## [Data for this task]
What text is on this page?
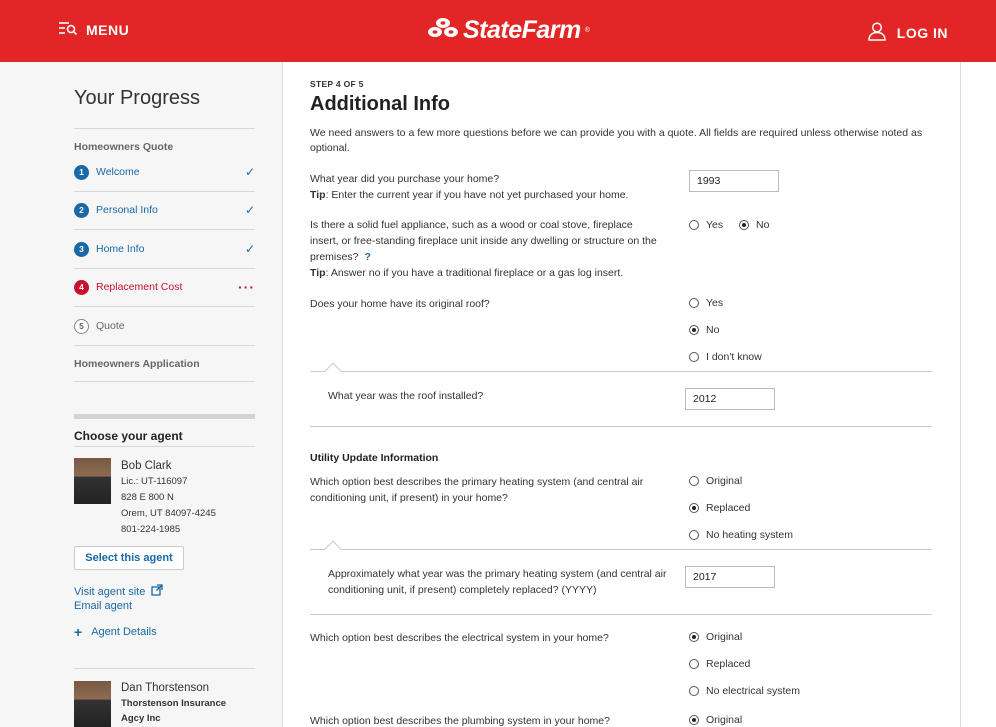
MENU	StateFarm ®	LOG IN
Your Progress
Homeowners Quote
1	Welcome	✓
2	Personal Info	✓
3	Home Info	✓
4	Replacement Cost	···
5	Quote
Homeowners Application
Choose your agent
Bob Clark
Lic.: UT-116097
828 E 800 N
Orem, UT 84097-4245
801-224-1985
Select this agent
Visit agent site
Email agent
+ Agent Details
Dan Thorstenson
Thorstenson Insurance
Agcy Inc
STEP 4 OF 5
Additional Info
We need answers to a few more questions before we can provide you with a quote. All fields are required unless otherwise noted as optional.
What year did you purchase your home?
Tip: Enter the current year if you have not yet purchased your home.
1993
Is there a solid fuel appliance, such as a wood or coal stove, fireplace insert, or free-standing fireplace unit inside any dwelling or structure on the premises? ?
Tip: Answer no if you have a traditional fireplace or a gas log insert.
Yes	No
Does your home have its original roof?	Yes
No
I don't know
What year was the roof installed?
2012
Utility Update Information
Which option best describes the primary heating system (and central air conditioning unit, if present) in your home?
Original
Replaced
No heating system
Approximately what year was the primary heating system (and central air conditioning unit, if present) completely replaced? (YYYY)
2017
Which option best describes the electrical system in your home?	Original
Replaced
No electrical system
Which option best describes the plumbing system in your home?	Original
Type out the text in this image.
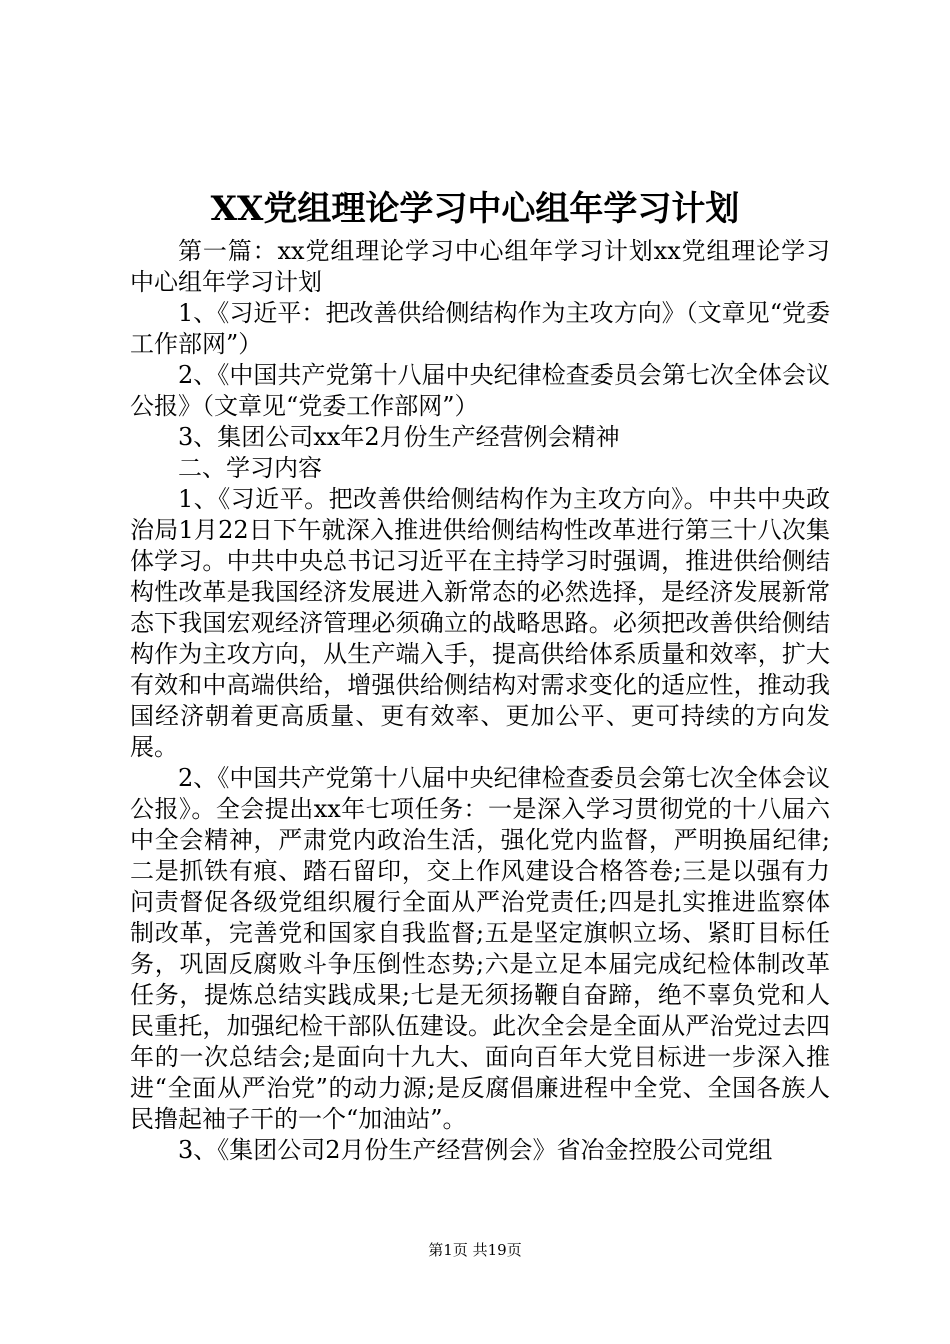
XX党组理论学习中心组年学习计划

第一篇：xx党组理论学习中心组年学习计划xx党组理论学习中心组年学习计划

1、《习近平：把改善供给侧结构作为主攻方向》（文章见“党委工作部网”）

2、《中国共产党第十八届中央纪律检查委员会第七次全体会议公报》（文章见“党委工作部网”）

3、集团公司xx年2月份生产经营例会精神

二、学习内容

1、《习近平。把改善供给侧结构作为主攻方向》。中共中央政治局1月22日下午就深入推进供给侧结构性改革进行第三十八次集体学习。中共中央总书记习近平在主持学习时强调，推进供给侧结构性改革是我国经济发展进入新常态的必然选择，是经济发展新常态下我国宏观经济管理必须确立的战略思路。必须把改善供给侧结构作为主攻方向，从生产端入手，提高供给体系质量和效率，扩大有效和中高端供给，增强供给侧结构对需求变化的适应性，推动我国经济朝着更高质量、更有效率、更加公平、更可持续的方向发展。

2、《中国共产党第十八届中央纪律检查委员会第七次全体会议公报》。全会提出xx年七项任务：一是深入学习贯彻党的十八届六中全会精神，严肃党内政治生活，强化党内监督，严明换届纪律;二是抓铁有痕、踏石留印，交上作风建设合格答卷;三是以强有力问责督促各级党组织履行全面从严治党责任;四是扎实推进监察体制改革，完善党和国家自我监督;五是坚定旗帜立场、紧盯目标任务，巩固反腐败斗争压倒性态势;六是立足本届完成纪检体制改革任务，提炼总结实践成果;七是无须扬鞭自奋蹄，绝不辜负党和人民重托，加强纪检干部队伍建设。此次全会是全面从严治党过去四年的一次总结会;是面向十九大、面向百年大党目标进一步深入推进“全面从严治党”的动力源;是反腐倡廉进程中全党、全国各族人民撸起袖子干的一个“加油站”。

3、《集团公司2月份生产经营例会》省冶金控股公司党组

第1页 共19页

## [Written request]
Using the records above, retype everything exactly except the pictures.

## [Answer to the exercise]
What text is on this page?
MENU	StateFarm ®	LOG IN
Your Progress
Homeowners Quote
1	Welcome	✓
2	Personal Info	✓
3	Home Info	✓
4	Replacement Cost	···
5	Quote
Homeowners Application
Choose your agent
Bob Clark
Lic.: UT-116097
828 E 800 N
Orem, UT 84097-4245
801-224-1985
Select this agent
Visit agent site
Email agent
+ Agent Details
Dan Thorstenson
Thorstenson Insurance
Agcy Inc
STEP 4 OF 5
Additional Info
We need answers to a few more questions before we can provide you with a quote. All fields are required unless otherwise noted as optional.
What year did you purchase your home?
Tip: Enter the current year if you have not yet purchased your home.
1993
Is there a solid fuel appliance, such as a wood or coal stove, fireplace insert, or free-standing fireplace unit inside any dwelling or structure on the premises? ?
Tip: Answer no if you have a traditional fireplace or a gas log insert.
Yes	No
Does your home have its original roof?	Yes
No
I don't know
What year was the roof installed?
2012
Utility Update Information
Which option best describes the primary heating system (and central air conditioning unit, if present) in your home?
Original
Replaced
No heating system
Approximately what year was the primary heating system (and central air conditioning unit, if present) completely replaced? (YYYY)
2017
Which option best describes the electrical system in your home?	Original
Replaced
No electrical system
Which option best describes the plumbing system in your home?	Original
Type out the text in this image.
XX党组理论学习中心组年学习计划

第一篇：xx党组理论学习中心组年学习计划xx党组理论学习中心组年学习计划

1、《习近平：把改善供给侧结构作为主攻方向》（文章见“党委工作部网”）

2、《中国共产党第十八届中央纪律检查委员会第七次全体会议公报》（文章见“党委工作部网”）

3、集团公司xx年2月份生产经营例会精神

二、学习内容

1、《习近平。把改善供给侧结构作为主攻方向》。中共中央政治局1月22日下午就深入推进供给侧结构性改革进行第三十八次集体学习。中共中央总书记习近平在主持学习时强调，推进供给侧结构性改革是我国经济发展进入新常态的必然选择，是经济发展新常态下我国宏观经济管理必须确立的战略思路。必须把改善供给侧结构作为主攻方向，从生产端入手，提高供给体系质量和效率，扩大有效和中高端供给，增强供给侧结构对需求变化的适应性，推动我国经济朝着更高质量、更有效率、更加公平、更可持续的方向发展。

2、《中国共产党第十八届中央纪律检查委员会第七次全体会议公报》。全会提出xx年七项任务：一是深入学习贯彻党的十八届六中全会精神，严肃党内政治生活，强化党内监督，严明换届纪律;二是抓铁有痕、踏石留印，交上作风建设合格答卷;三是以强有力问责督促各级党组织履行全面从严治党责任;四是扎实推进监察体制改革，完善党和国家自我监督;五是坚定旗帜立场、紧盯目标任务，巩固反腐败斗争压倒性态势;六是立足本届完成纪检体制改革任务，提炼总结实践成果;七是无须扬鞭自奋蹄，绝不辜负党和人民重托，加强纪检干部队伍建设。此次全会是全面从严治党过去四年的一次总结会;是面向十九大、面向百年大党目标进一步深入推进“全面从严治党”的动力源;是反腐倡廉进程中全党、全国各族人民撸起袖子干的一个“加油站”。

3、《集团公司2月份生产经营例会》省冶金控股公司党组

第1页 共19页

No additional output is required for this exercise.